_Supplied entries_
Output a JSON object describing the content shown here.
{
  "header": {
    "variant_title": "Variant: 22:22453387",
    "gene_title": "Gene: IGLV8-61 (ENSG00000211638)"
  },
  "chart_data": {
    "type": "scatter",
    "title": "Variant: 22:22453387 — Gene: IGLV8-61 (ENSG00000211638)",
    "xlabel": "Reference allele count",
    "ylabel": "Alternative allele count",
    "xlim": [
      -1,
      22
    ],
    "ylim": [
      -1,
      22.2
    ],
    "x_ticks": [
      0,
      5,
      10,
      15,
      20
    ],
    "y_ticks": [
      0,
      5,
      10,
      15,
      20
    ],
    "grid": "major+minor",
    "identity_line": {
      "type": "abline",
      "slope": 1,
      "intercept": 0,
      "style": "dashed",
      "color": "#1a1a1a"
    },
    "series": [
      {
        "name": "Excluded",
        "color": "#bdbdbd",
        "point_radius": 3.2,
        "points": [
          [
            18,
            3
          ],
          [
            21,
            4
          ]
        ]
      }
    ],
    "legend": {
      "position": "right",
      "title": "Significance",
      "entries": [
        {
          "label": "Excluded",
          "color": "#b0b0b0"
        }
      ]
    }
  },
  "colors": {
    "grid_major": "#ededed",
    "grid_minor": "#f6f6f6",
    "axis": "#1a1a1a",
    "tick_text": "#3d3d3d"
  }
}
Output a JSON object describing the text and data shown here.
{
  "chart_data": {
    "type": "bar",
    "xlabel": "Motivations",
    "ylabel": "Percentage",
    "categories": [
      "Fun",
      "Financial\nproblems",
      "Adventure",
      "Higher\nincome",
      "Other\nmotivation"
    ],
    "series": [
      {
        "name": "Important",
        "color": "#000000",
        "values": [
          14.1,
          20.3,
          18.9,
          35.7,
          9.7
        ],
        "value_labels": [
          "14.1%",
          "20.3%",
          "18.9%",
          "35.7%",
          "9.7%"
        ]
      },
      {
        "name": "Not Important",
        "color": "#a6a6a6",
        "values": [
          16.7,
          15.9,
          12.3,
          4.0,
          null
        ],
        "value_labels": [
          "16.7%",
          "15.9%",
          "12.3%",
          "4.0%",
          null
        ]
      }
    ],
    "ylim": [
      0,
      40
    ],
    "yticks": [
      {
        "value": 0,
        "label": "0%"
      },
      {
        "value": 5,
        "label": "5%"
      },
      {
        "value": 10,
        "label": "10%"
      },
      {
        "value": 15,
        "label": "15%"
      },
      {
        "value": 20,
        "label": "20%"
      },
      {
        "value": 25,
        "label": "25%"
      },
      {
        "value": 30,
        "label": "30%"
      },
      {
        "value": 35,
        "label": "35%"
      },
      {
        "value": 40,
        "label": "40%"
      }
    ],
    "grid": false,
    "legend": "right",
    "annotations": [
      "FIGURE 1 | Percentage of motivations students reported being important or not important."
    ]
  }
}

_Goal_
Show every line from the entries above in which "here" appears.

_Expected answer_
Output a JSON object describing the content shown here.
Output a JSON object describing the text and data shown here.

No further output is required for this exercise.